• [Your instructions]
Copy out the material below line for line without changing anything, but leave out the pictures.

BEGIN Raw data

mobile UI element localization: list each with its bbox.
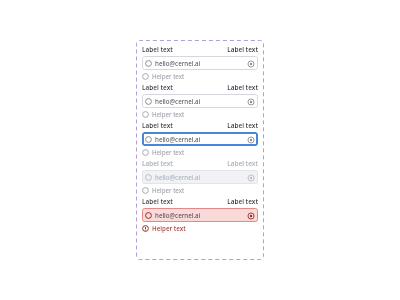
staticText: hello@cernel.ai [155,135,246,143]
staticText: Helper text [152,186,185,194]
staticText: hello@cernel.ai [155,211,246,219]
staticText: hello@cernel.ai [155,97,246,105]
button[interactable]: hello@cernel.ai [142,208,258,222]
staticText: Helper text [152,72,185,80]
staticText: Helper text [152,110,185,118]
staticText: Label text [200,45,258,54]
staticText: hello@cernel.ai [155,173,246,181]
staticText: Label text [142,197,200,206]
button[interactable]: Toggle password visibility [246,59,255,68]
staticText: hello@cernel.ai [155,59,246,67]
staticText: Label text [200,159,258,168]
staticText: Label text [200,197,258,206]
button[interactable]: hello@cernel.ai [142,132,258,146]
button[interactable]: Toggle password visibility [246,135,255,144]
button[interactable]: hello@cernel.ai [142,56,258,70]
staticText: Label text [200,83,258,92]
staticText: Helper text [152,224,186,232]
staticText: Label text [142,45,200,54]
button[interactable]: Toggle password visibility [246,211,255,220]
staticText: Label text [142,159,200,168]
staticText: Label text [200,121,258,130]
button[interactable]: hello@cernel.ai [142,94,258,108]
staticText: Label text [142,121,200,130]
button[interactable]: hello@cernel.ai [142,170,258,184]
staticText: Label text [142,83,200,92]
button[interactable]: Toggle password visibility [246,97,255,106]
button[interactable]: Toggle password visibility [246,173,255,182]
staticText: Helper text [152,148,185,156]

END Raw data

• [Expected answer]
mobile UI element localization: list each with its bbox.
staticText: hello@cernel.ai [155,135,246,143]
staticText: Helper text [152,186,185,194]
staticText: hello@cernel.ai [155,211,246,219]
staticText: hello@cernel.ai [155,97,246,105]
button[interactable]: hello@cernel.ai [142,208,258,222]
staticText: Helper text [152,72,185,80]
staticText: Helper text [152,110,185,118]
staticText: Label text [200,45,258,54]
staticText: hello@cernel.ai [155,173,246,181]
staticText: Label text [142,197,200,206]
button[interactable]: Toggle password visibility [246,59,255,68]
staticText: hello@cernel.ai [155,59,246,67]
staticText: Label text [200,159,258,168]
staticText: Label text [200,197,258,206]
button[interactable]: hello@cernel.ai [142,132,258,146]
button[interactable]: Toggle password visibility [246,135,255,144]
button[interactable]: hello@cernel.ai [142,56,258,70]
staticText: Label text [200,83,258,92]
staticText: Helper text [152,224,186,232]
staticText: Label text [142,45,200,54]
button[interactable]: Toggle password visibility [246,211,255,220]
staticText: Label text [142,159,200,168]
staticText: Label text [200,121,258,130]
button[interactable]: hello@cernel.ai [142,94,258,108]
staticText: Label text [142,121,200,130]
button[interactable]: hello@cernel.ai [142,170,258,184]
staticText: Label text [142,83,200,92]
button[interactable]: Toggle password visibility [246,97,255,106]
button[interactable]: Toggle password visibility [246,173,255,182]
staticText: Helper text [152,148,185,156]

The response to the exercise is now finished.